-- Start of Provided data --

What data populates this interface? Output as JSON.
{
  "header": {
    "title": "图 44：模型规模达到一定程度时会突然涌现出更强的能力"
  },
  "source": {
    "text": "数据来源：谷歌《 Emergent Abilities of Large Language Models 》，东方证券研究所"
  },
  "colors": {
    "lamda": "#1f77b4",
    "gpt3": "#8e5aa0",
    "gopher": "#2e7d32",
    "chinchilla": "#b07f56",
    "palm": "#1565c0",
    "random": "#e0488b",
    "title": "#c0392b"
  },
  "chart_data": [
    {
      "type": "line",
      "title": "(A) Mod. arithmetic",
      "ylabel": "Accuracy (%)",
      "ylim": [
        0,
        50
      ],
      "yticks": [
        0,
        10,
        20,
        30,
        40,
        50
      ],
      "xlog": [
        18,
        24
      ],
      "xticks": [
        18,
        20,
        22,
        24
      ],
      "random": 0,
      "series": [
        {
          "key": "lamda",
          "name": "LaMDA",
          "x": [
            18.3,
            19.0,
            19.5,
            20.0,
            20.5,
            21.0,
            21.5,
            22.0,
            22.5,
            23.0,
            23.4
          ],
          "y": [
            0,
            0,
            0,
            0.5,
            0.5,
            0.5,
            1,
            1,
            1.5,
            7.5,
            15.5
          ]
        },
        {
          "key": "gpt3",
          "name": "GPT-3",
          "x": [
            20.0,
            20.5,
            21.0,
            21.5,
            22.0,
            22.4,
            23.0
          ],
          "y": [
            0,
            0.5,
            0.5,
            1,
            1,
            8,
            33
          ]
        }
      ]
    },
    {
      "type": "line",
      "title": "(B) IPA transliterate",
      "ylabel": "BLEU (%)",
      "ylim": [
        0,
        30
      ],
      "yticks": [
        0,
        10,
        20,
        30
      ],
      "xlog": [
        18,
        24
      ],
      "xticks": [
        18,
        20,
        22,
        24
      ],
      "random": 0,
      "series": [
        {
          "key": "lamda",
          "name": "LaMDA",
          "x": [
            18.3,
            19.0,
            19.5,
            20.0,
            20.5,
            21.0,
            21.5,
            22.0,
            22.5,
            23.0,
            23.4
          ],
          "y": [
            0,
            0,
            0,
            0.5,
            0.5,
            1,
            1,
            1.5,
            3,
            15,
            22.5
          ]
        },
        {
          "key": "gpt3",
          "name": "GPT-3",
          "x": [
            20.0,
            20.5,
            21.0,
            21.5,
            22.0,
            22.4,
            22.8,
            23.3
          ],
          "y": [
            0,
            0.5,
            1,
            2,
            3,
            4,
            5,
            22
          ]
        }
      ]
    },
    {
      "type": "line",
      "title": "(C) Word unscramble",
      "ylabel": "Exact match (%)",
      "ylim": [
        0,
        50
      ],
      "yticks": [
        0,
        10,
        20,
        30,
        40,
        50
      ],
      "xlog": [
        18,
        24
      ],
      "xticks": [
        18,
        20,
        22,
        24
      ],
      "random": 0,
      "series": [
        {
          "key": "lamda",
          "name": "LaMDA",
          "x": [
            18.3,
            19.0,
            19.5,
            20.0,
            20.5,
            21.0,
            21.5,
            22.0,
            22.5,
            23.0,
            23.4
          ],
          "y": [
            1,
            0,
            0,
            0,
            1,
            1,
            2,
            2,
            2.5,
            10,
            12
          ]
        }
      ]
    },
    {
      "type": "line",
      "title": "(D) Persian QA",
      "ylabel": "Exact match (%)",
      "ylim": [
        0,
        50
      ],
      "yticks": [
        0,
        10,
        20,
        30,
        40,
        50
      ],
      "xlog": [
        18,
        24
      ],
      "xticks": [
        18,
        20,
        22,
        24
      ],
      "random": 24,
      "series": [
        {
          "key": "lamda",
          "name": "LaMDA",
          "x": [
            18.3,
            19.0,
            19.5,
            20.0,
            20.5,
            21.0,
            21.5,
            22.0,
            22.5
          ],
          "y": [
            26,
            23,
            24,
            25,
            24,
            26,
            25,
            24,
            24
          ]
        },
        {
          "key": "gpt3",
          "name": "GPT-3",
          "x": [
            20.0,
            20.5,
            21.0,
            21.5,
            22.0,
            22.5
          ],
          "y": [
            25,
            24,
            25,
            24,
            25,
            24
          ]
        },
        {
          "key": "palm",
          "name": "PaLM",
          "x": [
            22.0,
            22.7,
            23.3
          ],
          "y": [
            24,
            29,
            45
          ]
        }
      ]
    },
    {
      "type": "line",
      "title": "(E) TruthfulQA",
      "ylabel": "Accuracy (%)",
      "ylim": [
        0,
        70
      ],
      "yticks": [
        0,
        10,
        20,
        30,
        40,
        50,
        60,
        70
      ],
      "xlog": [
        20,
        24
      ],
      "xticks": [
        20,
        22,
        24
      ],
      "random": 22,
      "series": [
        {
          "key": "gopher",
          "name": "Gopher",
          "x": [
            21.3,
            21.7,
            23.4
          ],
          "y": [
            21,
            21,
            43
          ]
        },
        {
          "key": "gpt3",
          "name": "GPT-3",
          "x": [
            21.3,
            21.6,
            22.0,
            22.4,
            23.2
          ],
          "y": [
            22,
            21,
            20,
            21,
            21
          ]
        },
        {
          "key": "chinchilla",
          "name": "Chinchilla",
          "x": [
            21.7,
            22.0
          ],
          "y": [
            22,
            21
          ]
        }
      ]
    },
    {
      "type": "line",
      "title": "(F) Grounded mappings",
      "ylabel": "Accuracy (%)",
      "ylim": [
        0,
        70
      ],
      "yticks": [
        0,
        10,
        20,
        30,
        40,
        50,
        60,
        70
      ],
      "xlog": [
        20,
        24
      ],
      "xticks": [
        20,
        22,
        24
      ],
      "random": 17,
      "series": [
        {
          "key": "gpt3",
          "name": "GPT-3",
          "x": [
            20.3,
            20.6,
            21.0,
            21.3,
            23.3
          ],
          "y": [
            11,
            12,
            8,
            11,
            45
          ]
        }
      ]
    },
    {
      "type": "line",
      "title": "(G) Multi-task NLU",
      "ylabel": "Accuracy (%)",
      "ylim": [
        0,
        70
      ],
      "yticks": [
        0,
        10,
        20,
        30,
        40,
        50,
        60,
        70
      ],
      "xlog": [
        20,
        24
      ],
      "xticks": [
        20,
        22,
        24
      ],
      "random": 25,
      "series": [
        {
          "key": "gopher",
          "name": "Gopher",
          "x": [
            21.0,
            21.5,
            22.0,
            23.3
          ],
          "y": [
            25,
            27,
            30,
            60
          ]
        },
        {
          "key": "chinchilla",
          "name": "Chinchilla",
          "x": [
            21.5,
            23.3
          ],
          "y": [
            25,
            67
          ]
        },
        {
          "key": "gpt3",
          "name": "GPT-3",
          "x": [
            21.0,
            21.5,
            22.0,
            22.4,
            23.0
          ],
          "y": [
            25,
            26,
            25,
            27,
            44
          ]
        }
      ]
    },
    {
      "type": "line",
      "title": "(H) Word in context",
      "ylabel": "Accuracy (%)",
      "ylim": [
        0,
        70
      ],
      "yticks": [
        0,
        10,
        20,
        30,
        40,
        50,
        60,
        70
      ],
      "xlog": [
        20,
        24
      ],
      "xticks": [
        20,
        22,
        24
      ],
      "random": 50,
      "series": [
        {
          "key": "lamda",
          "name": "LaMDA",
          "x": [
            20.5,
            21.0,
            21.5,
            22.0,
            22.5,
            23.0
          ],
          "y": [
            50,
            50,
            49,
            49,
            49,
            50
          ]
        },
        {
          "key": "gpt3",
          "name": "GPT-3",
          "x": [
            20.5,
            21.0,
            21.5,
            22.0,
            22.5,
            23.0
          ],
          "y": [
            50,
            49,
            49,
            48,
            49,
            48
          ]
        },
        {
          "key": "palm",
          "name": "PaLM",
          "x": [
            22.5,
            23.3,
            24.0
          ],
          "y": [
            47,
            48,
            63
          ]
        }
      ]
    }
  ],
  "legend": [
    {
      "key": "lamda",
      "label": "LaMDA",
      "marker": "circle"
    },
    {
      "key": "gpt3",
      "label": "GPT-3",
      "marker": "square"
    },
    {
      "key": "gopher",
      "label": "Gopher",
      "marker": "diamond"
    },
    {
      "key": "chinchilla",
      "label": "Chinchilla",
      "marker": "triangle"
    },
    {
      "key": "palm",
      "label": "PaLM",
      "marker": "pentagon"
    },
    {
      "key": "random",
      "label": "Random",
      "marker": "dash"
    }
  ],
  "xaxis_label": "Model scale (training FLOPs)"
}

-- End of Provided data --

Given task:
Track down all lines above with the string "title" and copy them.

Task result:
    "title": "图 44：模型规模达到一定程度时会突然涌现出更强的能力"
    "title": "#c0392b"
      "title": "(A) Mod. arithmetic",
      "title": "(B) IPA transliterate",
      "title": "(C) Word unscramble",
      "title": "(D) Persian QA",
      "title": "(E) TruthfulQA",
      "title": "(F) Grounded mappings",
      "title": "(G) Multi-task NLU",
      "title": "(H) Word in context",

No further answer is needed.